→ What you will do:
Every line with the word "Suffolk" in it should be extracted from the data that follows.

[Entries with figure data]
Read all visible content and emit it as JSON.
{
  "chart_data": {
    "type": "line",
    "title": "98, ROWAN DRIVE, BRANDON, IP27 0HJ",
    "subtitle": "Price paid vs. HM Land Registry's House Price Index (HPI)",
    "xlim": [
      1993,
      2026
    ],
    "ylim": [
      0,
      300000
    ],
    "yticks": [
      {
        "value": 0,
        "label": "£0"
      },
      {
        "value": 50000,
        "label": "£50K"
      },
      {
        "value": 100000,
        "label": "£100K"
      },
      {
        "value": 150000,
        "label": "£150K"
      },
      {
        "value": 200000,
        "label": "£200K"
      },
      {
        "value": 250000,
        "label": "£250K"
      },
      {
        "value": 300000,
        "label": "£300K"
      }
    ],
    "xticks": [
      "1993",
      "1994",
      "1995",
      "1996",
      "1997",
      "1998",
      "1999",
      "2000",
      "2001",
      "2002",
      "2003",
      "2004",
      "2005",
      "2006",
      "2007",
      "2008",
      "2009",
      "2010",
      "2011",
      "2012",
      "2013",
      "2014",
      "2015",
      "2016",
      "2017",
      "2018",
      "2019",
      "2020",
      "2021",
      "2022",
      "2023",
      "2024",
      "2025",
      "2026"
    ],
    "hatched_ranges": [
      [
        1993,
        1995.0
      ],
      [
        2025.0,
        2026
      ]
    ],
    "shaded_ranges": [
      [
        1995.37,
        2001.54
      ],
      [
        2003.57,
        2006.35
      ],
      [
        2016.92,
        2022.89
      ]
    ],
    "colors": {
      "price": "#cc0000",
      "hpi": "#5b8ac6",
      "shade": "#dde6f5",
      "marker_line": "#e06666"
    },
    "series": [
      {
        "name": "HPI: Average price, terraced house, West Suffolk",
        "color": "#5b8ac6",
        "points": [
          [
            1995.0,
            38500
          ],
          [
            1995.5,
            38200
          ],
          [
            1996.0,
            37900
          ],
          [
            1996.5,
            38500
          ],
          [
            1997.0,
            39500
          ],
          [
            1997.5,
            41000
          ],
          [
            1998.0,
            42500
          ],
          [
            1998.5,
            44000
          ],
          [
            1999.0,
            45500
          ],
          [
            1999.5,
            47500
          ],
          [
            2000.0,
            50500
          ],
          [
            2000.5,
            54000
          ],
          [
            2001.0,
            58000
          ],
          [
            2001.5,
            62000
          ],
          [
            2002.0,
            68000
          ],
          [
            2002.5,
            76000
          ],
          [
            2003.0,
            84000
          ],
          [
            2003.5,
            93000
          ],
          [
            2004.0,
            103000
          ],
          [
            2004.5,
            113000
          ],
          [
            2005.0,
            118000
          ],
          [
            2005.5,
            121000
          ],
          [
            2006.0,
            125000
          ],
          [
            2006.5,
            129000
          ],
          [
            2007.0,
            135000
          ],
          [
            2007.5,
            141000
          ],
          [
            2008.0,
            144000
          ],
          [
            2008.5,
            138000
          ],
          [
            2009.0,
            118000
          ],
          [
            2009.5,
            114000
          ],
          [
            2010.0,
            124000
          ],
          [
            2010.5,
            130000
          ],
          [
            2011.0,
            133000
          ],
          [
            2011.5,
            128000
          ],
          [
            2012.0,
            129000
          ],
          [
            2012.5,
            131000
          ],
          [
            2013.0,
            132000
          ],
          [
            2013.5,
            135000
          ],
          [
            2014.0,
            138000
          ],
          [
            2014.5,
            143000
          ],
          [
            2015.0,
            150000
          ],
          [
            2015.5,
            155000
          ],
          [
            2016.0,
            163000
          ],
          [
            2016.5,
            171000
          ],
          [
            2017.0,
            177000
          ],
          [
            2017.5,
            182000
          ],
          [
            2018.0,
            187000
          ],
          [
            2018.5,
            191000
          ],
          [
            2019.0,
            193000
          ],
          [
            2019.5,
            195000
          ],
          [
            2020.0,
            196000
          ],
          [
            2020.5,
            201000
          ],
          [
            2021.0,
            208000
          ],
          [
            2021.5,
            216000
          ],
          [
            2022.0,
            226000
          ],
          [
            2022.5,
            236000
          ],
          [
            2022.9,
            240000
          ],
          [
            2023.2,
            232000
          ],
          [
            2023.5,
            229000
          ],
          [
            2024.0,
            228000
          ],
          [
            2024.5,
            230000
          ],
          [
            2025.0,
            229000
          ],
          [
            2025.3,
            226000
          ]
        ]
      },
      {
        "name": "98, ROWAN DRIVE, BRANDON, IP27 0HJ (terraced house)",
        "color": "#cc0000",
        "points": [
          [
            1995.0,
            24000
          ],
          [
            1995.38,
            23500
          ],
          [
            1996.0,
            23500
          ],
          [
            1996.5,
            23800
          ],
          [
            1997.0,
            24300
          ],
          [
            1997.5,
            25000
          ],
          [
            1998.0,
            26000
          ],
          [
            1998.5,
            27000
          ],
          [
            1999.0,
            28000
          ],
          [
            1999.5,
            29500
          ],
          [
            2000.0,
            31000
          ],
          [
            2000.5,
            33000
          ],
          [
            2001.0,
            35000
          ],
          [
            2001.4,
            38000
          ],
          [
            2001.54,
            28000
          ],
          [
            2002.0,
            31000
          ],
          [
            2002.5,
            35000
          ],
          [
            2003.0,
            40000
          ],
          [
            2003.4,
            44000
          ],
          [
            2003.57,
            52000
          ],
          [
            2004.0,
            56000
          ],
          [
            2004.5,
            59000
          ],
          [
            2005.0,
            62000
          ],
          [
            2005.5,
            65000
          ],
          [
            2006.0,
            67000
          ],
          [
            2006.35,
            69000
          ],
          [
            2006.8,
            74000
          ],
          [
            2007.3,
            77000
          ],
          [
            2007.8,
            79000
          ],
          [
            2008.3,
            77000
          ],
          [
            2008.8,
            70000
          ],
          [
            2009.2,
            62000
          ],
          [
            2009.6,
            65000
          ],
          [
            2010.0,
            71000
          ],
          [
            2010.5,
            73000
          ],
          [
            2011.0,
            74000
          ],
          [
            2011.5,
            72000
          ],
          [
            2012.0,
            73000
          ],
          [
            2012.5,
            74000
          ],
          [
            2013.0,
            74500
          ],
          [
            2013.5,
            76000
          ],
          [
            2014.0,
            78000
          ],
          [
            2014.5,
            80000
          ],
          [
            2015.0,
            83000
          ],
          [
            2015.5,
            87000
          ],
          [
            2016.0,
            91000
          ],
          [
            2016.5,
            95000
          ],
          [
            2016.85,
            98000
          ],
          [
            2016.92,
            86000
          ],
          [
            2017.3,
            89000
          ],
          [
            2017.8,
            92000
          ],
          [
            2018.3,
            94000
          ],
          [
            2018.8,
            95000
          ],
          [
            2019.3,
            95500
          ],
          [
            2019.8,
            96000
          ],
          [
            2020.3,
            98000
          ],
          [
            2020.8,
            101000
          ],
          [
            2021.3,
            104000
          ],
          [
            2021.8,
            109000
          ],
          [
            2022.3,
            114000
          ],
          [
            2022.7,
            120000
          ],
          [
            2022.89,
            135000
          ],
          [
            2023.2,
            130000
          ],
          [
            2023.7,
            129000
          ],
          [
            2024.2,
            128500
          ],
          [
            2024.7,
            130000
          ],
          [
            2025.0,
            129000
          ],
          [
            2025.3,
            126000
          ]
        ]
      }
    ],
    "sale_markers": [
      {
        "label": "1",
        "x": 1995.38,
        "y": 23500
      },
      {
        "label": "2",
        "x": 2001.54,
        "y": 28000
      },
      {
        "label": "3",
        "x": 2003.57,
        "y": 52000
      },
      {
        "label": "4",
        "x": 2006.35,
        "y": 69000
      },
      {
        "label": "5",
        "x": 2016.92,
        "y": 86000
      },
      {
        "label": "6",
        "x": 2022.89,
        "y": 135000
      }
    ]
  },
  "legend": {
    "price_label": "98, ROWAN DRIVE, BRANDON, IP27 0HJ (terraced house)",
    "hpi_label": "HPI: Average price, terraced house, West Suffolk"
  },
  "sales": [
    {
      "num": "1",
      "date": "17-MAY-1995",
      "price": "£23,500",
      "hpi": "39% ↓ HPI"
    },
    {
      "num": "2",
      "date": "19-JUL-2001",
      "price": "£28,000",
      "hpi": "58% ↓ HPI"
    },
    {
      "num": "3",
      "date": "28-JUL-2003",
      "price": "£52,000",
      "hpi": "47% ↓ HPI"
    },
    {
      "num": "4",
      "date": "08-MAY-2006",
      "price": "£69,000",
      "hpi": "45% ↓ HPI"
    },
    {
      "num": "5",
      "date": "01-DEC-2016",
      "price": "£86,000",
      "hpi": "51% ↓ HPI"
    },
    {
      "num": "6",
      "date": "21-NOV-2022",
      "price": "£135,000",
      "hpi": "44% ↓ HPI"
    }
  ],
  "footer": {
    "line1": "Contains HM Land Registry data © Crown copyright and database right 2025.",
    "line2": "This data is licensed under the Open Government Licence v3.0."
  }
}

→ Solution:
        "name": "HPI: Average price, terraced house, West Suffolk",
    "hpi_label": "HPI: Average price, terraced house, West Suffolk"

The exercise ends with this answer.